- [Material provided]
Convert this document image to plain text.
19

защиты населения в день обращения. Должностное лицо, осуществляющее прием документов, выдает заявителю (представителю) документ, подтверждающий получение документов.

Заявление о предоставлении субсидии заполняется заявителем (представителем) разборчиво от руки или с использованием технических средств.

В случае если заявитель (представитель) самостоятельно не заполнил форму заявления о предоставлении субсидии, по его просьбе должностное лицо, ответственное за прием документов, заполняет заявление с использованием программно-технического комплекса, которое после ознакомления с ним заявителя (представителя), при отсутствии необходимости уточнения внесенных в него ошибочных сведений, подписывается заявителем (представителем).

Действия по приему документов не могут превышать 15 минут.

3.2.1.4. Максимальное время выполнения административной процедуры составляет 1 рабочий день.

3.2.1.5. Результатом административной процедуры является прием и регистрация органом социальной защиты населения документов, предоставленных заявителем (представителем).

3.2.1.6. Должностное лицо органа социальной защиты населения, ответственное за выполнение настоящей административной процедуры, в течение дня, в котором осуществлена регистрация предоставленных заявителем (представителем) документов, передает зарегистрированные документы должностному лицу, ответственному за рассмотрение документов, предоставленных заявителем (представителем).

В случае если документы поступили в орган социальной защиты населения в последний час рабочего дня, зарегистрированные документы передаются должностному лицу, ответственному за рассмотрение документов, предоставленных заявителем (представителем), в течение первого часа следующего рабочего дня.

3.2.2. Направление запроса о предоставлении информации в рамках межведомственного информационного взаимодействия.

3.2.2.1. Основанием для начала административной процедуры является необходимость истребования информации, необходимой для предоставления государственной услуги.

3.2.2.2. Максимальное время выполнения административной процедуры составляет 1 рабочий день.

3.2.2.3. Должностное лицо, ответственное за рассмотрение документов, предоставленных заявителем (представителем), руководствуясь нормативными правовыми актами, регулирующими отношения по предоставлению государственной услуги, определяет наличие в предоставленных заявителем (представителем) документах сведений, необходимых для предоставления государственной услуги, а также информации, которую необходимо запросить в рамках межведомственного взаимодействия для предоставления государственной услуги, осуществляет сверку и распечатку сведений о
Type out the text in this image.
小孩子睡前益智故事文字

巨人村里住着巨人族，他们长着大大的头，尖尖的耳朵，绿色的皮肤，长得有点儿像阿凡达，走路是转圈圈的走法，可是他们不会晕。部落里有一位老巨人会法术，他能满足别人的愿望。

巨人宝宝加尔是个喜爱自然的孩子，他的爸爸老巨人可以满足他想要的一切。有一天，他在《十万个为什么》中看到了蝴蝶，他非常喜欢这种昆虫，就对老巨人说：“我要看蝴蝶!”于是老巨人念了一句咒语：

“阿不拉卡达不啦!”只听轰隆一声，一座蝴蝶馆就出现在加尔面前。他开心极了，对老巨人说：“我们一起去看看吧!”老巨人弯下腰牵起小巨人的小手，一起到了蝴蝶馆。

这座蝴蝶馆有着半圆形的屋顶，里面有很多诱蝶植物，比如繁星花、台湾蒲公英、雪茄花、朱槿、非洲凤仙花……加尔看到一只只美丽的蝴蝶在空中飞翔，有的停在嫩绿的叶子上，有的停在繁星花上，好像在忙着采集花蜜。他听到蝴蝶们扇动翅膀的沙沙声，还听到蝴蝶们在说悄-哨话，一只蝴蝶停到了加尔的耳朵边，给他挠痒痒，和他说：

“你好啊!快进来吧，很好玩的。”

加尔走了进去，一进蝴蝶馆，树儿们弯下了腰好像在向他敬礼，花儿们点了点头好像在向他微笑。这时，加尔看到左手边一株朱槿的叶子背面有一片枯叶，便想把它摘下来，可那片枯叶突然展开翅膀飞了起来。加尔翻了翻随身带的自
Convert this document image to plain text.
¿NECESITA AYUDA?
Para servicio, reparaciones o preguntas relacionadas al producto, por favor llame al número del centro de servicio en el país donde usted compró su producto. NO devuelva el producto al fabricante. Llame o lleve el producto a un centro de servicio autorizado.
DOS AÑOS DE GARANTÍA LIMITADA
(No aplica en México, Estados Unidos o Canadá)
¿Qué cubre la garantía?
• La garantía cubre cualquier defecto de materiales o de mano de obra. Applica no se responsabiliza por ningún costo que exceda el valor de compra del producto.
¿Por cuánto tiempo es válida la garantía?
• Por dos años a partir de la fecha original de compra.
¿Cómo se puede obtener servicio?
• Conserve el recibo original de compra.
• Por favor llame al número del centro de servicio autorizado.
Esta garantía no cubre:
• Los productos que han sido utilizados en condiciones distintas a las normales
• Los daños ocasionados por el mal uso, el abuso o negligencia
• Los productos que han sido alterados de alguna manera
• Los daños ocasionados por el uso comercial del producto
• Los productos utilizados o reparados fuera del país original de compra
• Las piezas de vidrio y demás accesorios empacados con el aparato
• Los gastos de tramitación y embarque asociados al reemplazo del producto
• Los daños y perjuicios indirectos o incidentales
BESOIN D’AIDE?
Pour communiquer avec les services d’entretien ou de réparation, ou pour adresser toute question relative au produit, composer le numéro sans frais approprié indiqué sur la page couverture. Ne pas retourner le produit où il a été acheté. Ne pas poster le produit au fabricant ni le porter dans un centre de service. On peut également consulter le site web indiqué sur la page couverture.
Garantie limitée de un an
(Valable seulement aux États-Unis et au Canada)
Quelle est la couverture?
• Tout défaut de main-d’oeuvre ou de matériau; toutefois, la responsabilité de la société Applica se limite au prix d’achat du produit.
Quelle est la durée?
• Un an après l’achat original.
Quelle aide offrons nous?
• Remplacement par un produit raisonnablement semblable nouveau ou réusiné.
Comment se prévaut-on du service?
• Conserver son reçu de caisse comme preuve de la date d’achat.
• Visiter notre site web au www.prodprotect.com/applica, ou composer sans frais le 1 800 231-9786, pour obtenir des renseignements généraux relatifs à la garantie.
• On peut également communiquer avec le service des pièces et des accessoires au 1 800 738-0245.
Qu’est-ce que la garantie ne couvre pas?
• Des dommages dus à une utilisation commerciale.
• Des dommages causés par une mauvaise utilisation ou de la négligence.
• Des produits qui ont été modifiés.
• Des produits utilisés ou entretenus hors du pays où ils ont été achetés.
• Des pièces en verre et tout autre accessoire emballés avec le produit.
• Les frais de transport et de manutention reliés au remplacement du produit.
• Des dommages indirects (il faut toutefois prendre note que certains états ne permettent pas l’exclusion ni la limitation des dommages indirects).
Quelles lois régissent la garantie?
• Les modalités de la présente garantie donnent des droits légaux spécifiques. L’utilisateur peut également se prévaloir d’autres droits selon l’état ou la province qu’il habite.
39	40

- [Required task] Copy out all of the lines above exactly.

- [Complete output]
Convert this document image to plain text.
19

защиты населения в день обращения. Должностное лицо, осуществляющее прием документов, выдает заявителю (представителю) документ, подтверждающий получение документов.

Заявление о предоставлении субсидии заполняется заявителем (представителем) разборчиво от руки или с использованием технических средств.

В случае если заявитель (представитель) самостоятельно не заполнил форму заявления о предоставлении субсидии, по его просьбе должностное лицо, ответственное за прием документов, заполняет заявление с использованием программно-технического комплекса, которое после ознакомления с ним заявителя (представителя), при отсутствии необходимости уточнения внесенных в него ошибочных сведений, подписывается заявителем (представителем).

Действия по приему документов не могут превышать 15 минут.

3.2.1.4. Максимальное время выполнения административной процедуры составляет 1 рабочий день.

3.2.1.5. Результатом административной процедуры является прием и регистрация органом социальной защиты населения документов, предоставленных заявителем (представителем).

3.2.1.6. Должностное лицо органа социальной защиты населения, ответственное за выполнение настоящей административной процедуры, в течение дня, в котором осуществлена регистрация предоставленных заявителем (представителем) документов, передает зарегистрированные документы должностному лицу, ответственному за рассмотрение документов, предоставленных заявителем (представителем).

В случае если документы поступили в орган социальной защиты населения в последний час рабочего дня, зарегистрированные документы передаются должностному лицу, ответственному за рассмотрение документов, предоставленных заявителем (представителем), в течение первого часа следующего рабочего дня.

3.2.2. Направление запроса о предоставлении информации в рамках межведомственного информационного взаимодействия.

3.2.2.1. Основанием для начала административной процедуры является необходимость истребования информации, необходимой для предоставления государственной услуги.

3.2.2.2. Максимальное время выполнения административной процедуры составляет 1 рабочий день.

3.2.2.3. Должностное лицо, ответственное за рассмотрение документов, предоставленных заявителем (представителем), руководствуясь нормативными правовыми актами, регулирующими отношения по предоставлению государственной услуги, определяет наличие в предоставленных заявителем (представителем) документах сведений, необходимых для предоставления государственной услуги, а также информации, которую необходимо запросить в рамках межведомственного взаимодействия для предоставления государственной услуги, осуществляет сверку и распечатку сведений о
Type out the text in this image.
小孩子睡前益智故事文字

巨人村里住着巨人族，他们长着大大的头，尖尖的耳朵，绿色的皮肤，长得有点儿像阿凡达，走路是转圈圈的走法，可是他们不会晕。部落里有一位老巨人会法术，他能满足别人的愿望。

巨人宝宝加尔是个喜爱自然的孩子，他的爸爸老巨人可以满足他想要的一切。有一天，他在《十万个为什么》中看到了蝴蝶，他非常喜欢这种昆虫，就对老巨人说：“我要看蝴蝶!”于是老巨人念了一句咒语：

“阿不拉卡达不啦!”只听轰隆一声，一座蝴蝶馆就出现在加尔面前。他开心极了，对老巨人说：“我们一起去看看吧!”老巨人弯下腰牵起小巨人的小手，一起到了蝴蝶馆。

这座蝴蝶馆有着半圆形的屋顶，里面有很多诱蝶植物，比如繁星花、台湾蒲公英、雪茄花、朱槿、非洲凤仙花……加尔看到一只只美丽的蝴蝶在空中飞翔，有的停在嫩绿的叶子上，有的停在繁星花上，好像在忙着采集花蜜。他听到蝴蝶们扇动翅膀的沙沙声，还听到蝴蝶们在说悄-哨话，一只蝴蝶停到了加尔的耳朵边，给他挠痒痒，和他说：

“你好啊!快进来吧，很好玩的。”

加尔走了进去，一进蝴蝶馆，树儿们弯下了腰好像在向他敬礼，花儿们点了点头好像在向他微笑。这时，加尔看到左手边一株朱槿的叶子背面有一片枯叶，便想把它摘下来，可那片枯叶突然展开翅膀飞了起来。加尔翻了翻随身带的自
Convert this document image to plain text.
¿NECESITA AYUDA?
Para servicio, reparaciones o preguntas relacionadas al producto, por favor llame al número del centro de servicio en el país donde usted compró su producto. NO devuelva el producto al fabricante. Llame o lleve el producto a un centro de servicio autorizado.
DOS AÑOS DE GARANTÍA LIMITADA
(No aplica en México, Estados Unidos o Canadá)
¿Qué cubre la garantía?
• La garantía cubre cualquier defecto de materiales o de mano de obra. Applica no se responsabiliza por ningún costo que exceda el valor de compra del producto.
¿Por cuánto tiempo es válida la garantía?
• Por dos años a partir de la fecha original de compra.
¿Cómo se puede obtener servicio?
• Conserve el recibo original de compra.
• Por favor llame al número del centro de servicio autorizado.
Esta garantía no cubre:
• Los productos que han sido utilizados en condiciones distintas a las normales
• Los daños ocasionados por el mal uso, el abuso o negligencia
• Los productos que han sido alterados de alguna manera
• Los daños ocasionados por el uso comercial del producto
• Los productos utilizados o reparados fuera del país original de compra
• Las piezas de vidrio y demás accesorios empacados con el aparato
• Los gastos de tramitación y embarque asociados al reemplazo del producto
• Los daños y perjuicios indirectos o incidentales
BESOIN D’AIDE?
Pour communiquer avec les services d’entretien ou de réparation, ou pour adresser toute question relative au produit, composer le numéro sans frais approprié indiqué sur la page couverture. Ne pas retourner le produit où il a été acheté. Ne pas poster le produit au fabricant ni le porter dans un centre de service. On peut également consulter le site web indiqué sur la page couverture.
Garantie limitée de un an
(Valable seulement aux États-Unis et au Canada)
Quelle est la couverture?
• Tout défaut de main-d’oeuvre ou de matériau; toutefois, la responsabilité de la société Applica se limite au prix d’achat du produit.
Quelle est la durée?
• Un an après l’achat original.
Quelle aide offrons nous?
• Remplacement par un produit raisonnablement semblable nouveau ou réusiné.
Comment se prévaut-on du service?
• Conserver son reçu de caisse comme preuve de la date d’achat.
• Visiter notre site web au www.prodprotect.com/applica, ou composer sans frais le 1 800 231-9786, pour obtenir des renseignements généraux relatifs à la garantie.
• On peut également communiquer avec le service des pièces et des accessoires au 1 800 738-0245.
Qu’est-ce que la garantie ne couvre pas?
• Des dommages dus à une utilisation commerciale.
• Des dommages causés par une mauvaise utilisation ou de la négligence.
• Des produits qui ont été modifiés.
• Des produits utilisés ou entretenus hors du pays où ils ont été achetés.
• Des pièces en verre et tout autre accessoire emballés avec le produit.
• Les frais de transport et de manutention reliés au remplacement du produit.
• Des dommages indirects (il faut toutefois prendre note que certains états ne permettent pas l’exclusion ni la limitation des dommages indirects).
Quelles lois régissent la garantie?
• Les modalités de la présente garantie donnent des droits légaux spécifiques. L’utilisateur peut également se prévaloir d’autres droits selon l’état ou la province qu’il habite.
39	40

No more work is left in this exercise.